(Dataset excerpts)
== == ==

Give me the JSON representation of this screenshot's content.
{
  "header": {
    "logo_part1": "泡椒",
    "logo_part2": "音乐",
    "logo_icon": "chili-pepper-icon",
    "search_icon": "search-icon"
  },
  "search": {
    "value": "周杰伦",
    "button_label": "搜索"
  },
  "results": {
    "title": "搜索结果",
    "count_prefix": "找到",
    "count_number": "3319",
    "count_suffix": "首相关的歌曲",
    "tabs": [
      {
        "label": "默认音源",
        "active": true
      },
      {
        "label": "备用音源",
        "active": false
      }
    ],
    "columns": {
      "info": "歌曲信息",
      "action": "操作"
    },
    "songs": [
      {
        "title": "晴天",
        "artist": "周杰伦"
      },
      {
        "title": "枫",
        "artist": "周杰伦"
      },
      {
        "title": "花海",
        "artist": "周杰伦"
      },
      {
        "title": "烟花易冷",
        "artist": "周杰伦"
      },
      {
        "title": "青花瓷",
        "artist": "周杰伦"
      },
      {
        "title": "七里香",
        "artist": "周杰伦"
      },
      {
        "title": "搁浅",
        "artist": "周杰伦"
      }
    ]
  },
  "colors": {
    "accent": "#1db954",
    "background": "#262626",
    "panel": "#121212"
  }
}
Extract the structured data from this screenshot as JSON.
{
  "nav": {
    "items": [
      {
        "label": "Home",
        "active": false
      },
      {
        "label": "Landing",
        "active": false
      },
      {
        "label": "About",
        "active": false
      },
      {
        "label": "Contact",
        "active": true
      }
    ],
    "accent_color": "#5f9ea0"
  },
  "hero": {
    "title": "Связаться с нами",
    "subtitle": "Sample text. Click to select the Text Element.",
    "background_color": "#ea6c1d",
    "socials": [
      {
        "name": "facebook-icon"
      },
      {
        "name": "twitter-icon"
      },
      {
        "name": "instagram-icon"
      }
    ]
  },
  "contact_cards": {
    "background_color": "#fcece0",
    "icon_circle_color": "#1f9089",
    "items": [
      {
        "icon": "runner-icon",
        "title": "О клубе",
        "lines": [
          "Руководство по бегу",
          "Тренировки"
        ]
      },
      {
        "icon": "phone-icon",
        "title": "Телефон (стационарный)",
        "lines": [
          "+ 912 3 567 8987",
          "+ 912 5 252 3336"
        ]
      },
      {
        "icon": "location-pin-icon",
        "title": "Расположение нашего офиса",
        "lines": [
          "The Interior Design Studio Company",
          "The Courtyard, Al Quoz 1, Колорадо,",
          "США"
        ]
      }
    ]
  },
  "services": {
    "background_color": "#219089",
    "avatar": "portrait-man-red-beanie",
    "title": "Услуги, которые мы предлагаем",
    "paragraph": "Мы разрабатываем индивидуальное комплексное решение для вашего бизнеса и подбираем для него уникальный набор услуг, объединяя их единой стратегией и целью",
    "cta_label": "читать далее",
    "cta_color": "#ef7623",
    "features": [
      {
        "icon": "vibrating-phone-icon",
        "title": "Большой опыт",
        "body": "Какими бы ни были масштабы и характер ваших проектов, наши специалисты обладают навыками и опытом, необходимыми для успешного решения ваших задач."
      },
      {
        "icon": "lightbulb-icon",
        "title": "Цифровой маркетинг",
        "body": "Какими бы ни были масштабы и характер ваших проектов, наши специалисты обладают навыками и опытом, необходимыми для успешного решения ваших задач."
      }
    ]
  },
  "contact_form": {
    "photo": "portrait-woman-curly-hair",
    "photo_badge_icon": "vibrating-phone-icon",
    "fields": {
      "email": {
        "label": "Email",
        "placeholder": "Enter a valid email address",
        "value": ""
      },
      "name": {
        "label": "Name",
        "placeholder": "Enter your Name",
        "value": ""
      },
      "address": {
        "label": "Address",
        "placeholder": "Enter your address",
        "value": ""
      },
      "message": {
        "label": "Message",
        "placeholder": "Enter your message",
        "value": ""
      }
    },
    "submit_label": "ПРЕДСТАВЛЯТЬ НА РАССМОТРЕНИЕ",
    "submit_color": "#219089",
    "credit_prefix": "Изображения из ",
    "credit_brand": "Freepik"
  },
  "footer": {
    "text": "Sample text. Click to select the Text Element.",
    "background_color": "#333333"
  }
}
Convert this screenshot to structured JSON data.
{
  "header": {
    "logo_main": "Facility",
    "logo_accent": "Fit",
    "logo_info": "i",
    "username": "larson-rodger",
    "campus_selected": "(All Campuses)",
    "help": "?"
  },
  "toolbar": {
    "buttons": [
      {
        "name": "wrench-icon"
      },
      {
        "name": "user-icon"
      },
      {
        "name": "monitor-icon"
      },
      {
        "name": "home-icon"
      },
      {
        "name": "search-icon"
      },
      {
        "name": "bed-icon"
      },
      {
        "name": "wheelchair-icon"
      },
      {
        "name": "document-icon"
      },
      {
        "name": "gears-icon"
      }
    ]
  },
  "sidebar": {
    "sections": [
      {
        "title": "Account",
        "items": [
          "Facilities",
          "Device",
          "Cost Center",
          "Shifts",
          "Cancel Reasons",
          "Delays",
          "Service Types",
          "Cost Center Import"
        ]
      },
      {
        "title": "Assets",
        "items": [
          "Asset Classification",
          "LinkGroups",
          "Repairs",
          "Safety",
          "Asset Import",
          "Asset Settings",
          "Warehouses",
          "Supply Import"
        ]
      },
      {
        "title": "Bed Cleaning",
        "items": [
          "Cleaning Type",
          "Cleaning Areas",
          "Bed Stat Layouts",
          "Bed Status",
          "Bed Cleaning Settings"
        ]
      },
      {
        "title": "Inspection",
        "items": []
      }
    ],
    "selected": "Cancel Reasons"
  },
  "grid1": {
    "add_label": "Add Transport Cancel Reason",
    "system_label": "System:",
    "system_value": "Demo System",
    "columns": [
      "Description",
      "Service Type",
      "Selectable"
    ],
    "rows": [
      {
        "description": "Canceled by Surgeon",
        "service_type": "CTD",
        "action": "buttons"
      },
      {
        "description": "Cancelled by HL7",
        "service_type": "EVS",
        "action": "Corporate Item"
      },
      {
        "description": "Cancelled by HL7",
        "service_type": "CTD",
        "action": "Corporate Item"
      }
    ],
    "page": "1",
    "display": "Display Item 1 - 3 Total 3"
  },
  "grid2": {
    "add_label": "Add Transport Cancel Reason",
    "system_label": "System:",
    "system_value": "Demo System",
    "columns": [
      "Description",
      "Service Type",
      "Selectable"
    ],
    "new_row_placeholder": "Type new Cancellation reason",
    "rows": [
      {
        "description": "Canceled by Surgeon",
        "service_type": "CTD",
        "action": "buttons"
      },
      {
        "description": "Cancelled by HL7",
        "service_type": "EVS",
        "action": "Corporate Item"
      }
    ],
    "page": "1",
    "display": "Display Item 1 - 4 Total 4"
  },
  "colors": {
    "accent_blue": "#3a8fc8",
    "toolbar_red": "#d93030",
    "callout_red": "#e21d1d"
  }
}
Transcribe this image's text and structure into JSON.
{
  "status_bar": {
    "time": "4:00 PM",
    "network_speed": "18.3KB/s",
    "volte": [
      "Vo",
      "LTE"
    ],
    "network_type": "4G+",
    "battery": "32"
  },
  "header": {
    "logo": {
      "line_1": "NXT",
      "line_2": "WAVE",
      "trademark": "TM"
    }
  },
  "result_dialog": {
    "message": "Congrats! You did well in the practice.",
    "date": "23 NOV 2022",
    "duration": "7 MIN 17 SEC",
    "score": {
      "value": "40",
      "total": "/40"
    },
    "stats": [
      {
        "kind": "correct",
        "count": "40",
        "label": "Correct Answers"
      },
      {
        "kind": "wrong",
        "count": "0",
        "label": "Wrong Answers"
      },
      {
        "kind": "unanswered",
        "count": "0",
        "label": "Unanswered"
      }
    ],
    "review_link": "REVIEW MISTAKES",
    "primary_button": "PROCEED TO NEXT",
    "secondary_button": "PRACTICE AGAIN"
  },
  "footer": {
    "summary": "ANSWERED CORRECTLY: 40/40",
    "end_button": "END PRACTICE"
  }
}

== == ==

**Instruction**
Write out again, exactly, the lines from the one holding "Transcribe this image's" through the end of the listing, with both ends included.

**Exercise response**
Transcribe this image's text and structure into JSON.
{
  "status_bar": {
    "time": "4:00 PM",
    "network_speed": "18.3KB/s",
    "volte": [
      "Vo",
      "LTE"
    ],
    "network_type": "4G+",
    "battery": "32"
  },
  "header": {
    "logo": {
      "line_1": "NXT",
      "line_2": "WAVE",
      "trademark": "TM"
    }
  },
  "result_dialog": {
    "message": "Congrats! You did well in the practice.",
    "date": "23 NOV 2022",
    "duration": "7 MIN 17 SEC",
    "score": {
      "value": "40",
      "total": "/40"
    },
    "stats": [
      {
        "kind": "correct",
        "count": "40",
        "label": "Correct Answers"
      },
      {
        "kind": "wrong",
        "count": "0",
        "label": "Wrong Answers"
      },
      {
        "kind": "unanswered",
        "count": "0",
        "label": "Unanswered"
      }
    ],
    "review_link": "REVIEW MISTAKES",
    "primary_button": "PROCEED TO NEXT",
    "secondary_button": "PRACTICE AGAIN"
  },
  "footer": {
    "summary": "ANSWERED CORRECTLY: 40/40",
    "end_button": "END PRACTICE"
  }
}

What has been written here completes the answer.